Stored records:

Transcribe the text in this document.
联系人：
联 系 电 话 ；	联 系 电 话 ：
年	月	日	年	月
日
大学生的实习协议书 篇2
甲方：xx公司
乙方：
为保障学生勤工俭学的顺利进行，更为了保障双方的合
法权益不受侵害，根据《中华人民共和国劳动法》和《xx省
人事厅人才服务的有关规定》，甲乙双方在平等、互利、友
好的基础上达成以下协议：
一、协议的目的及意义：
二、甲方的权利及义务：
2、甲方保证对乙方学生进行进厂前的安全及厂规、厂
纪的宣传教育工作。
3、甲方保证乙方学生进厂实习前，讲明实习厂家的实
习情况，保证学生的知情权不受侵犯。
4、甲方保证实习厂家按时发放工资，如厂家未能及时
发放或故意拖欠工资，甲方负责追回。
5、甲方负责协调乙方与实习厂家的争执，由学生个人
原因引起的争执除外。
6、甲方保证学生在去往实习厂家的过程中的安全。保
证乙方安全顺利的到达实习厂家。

■ **PROBLEM DETAILS**
Go through the data and return every record exactly.

■ **RESULT OF THE EXERCISE**
Transcribe the text in this document.
联系人：
联 系 电 话 ；	联 系 电 话 ：
年	月	日	年	月
日
大学生的实习协议书 篇2
甲方：xx公司
乙方：
为保障学生勤工俭学的顺利进行，更为了保障双方的合
法权益不受侵害，根据《中华人民共和国劳动法》和《xx省
人事厅人才服务的有关规定》，甲乙双方在平等、互利、友
好的基础上达成以下协议：
一、协议的目的及意义：
二、甲方的权利及义务：
2、甲方保证对乙方学生进行进厂前的安全及厂规、厂
纪的宣传教育工作。
3、甲方保证乙方学生进厂实习前，讲明实习厂家的实
习情况，保证学生的知情权不受侵犯。
4、甲方保证实习厂家按时发放工资，如厂家未能及时
发放或故意拖欠工资，甲方负责追回。
5、甲方负责协调乙方与实习厂家的争执，由学生个人
原因引起的争执除外。
6、甲方保证学生在去往实习厂家的过程中的安全。保
证乙方安全顺利的到达实习厂家。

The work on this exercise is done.